* [What you are asked to do]
Check every line below for the word "mixing" and show those that hold it.

* [Material provided]
>>>

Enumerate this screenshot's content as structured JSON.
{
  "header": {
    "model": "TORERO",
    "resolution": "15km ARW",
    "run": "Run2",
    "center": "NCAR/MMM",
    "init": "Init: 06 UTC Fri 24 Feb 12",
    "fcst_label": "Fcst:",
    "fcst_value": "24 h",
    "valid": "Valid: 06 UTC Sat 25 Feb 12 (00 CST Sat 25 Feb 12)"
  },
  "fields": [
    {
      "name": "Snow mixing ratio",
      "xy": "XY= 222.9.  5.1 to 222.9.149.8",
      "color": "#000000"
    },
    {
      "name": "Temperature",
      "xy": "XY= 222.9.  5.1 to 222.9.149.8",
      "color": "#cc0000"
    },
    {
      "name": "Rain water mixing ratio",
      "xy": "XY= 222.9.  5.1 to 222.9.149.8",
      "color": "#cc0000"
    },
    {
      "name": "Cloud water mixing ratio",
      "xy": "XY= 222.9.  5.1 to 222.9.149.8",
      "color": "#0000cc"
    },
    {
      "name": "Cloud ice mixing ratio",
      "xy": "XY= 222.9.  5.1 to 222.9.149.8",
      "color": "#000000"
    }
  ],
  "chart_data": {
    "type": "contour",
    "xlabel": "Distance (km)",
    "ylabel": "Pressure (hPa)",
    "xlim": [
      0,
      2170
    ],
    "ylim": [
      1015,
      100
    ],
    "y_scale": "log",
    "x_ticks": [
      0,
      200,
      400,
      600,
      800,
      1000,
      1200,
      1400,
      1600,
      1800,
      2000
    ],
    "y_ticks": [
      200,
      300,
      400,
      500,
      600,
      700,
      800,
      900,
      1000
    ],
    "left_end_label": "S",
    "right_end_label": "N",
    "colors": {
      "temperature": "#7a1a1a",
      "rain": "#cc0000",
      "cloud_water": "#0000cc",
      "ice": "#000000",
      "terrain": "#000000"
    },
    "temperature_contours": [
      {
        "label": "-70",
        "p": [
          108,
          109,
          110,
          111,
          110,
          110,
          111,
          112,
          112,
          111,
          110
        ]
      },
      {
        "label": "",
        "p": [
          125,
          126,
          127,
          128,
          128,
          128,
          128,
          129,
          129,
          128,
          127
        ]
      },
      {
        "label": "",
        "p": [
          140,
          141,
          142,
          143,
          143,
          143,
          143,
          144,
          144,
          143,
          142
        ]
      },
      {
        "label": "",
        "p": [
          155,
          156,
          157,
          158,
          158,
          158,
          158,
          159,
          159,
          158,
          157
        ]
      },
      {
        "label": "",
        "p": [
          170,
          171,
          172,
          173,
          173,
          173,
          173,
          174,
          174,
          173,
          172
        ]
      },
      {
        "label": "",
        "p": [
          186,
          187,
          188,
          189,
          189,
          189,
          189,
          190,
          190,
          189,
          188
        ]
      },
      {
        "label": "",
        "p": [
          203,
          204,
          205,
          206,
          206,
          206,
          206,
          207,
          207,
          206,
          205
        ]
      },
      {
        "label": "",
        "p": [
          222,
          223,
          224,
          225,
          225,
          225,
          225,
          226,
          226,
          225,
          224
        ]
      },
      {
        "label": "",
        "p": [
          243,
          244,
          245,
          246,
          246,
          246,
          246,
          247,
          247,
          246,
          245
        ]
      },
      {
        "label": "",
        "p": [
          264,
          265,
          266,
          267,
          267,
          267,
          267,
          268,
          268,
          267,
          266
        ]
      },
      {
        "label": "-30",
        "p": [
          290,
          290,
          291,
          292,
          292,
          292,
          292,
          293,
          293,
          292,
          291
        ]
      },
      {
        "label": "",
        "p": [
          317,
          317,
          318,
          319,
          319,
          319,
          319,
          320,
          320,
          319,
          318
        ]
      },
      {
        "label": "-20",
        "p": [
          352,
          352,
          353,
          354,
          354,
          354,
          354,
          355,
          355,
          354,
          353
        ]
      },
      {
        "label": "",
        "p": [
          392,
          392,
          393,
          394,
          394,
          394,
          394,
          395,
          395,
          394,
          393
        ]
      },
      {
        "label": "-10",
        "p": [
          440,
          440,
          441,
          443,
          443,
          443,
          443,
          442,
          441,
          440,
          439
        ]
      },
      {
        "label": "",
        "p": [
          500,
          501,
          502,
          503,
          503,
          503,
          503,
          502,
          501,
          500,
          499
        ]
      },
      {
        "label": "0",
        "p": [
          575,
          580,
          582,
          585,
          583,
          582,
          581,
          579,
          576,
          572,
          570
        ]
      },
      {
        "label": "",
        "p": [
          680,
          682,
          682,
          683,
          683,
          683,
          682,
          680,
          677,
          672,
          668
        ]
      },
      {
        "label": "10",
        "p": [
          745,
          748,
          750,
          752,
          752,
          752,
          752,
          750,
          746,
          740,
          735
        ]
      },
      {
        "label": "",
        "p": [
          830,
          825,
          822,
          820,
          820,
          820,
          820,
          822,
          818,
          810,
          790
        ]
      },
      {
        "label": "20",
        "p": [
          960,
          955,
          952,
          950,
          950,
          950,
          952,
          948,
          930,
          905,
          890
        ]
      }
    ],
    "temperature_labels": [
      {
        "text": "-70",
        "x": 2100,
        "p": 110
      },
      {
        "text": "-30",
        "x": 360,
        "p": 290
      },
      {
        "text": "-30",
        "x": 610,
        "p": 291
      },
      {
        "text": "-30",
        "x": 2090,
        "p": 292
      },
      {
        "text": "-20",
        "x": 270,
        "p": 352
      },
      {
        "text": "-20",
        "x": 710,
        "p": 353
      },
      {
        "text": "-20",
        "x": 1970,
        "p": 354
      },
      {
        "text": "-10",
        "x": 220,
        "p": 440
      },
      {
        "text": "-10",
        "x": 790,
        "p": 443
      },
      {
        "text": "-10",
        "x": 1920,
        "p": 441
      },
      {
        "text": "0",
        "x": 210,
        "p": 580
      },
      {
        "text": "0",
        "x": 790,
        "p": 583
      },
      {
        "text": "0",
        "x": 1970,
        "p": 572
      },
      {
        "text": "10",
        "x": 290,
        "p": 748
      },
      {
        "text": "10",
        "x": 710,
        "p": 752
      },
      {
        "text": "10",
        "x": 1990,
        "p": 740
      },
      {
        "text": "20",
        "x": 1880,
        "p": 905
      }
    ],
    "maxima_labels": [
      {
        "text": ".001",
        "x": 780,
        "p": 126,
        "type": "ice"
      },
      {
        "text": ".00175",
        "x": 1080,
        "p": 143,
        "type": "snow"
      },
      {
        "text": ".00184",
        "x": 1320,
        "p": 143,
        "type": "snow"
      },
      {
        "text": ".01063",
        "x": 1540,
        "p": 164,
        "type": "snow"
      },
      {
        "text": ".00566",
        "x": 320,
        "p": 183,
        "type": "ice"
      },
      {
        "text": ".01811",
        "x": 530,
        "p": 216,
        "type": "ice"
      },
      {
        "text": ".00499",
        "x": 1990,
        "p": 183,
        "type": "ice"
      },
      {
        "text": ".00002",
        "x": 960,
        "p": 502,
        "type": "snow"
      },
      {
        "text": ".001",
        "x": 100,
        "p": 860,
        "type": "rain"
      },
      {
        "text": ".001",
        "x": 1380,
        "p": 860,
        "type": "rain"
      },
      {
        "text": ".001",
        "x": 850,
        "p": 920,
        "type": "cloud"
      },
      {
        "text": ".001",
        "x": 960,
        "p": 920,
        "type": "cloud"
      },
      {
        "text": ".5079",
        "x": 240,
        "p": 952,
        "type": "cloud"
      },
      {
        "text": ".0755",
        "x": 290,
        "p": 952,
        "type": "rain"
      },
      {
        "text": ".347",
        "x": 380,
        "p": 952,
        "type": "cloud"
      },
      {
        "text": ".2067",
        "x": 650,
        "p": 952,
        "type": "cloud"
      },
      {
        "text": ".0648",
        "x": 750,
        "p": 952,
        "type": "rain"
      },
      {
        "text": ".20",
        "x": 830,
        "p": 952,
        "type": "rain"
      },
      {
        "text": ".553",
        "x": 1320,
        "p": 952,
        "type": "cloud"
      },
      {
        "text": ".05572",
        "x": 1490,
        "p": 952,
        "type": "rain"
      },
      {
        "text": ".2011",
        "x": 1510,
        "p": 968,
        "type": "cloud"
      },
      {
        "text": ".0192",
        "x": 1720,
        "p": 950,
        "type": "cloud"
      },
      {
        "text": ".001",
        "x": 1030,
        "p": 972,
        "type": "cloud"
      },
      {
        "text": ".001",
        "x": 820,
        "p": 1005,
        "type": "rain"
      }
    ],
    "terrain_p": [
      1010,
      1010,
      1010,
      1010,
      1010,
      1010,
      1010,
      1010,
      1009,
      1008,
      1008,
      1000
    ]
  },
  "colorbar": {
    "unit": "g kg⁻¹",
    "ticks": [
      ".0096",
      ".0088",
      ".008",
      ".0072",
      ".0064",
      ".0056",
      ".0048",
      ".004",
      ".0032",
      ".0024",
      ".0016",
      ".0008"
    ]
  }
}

<<<

* [Answer for the task]
      "name": "Snow mixing ratio",
      "name": "Rain water mixing ratio",
      "name": "Cloud water mixing ratio",
      "name": "Cloud ice mixing ratio",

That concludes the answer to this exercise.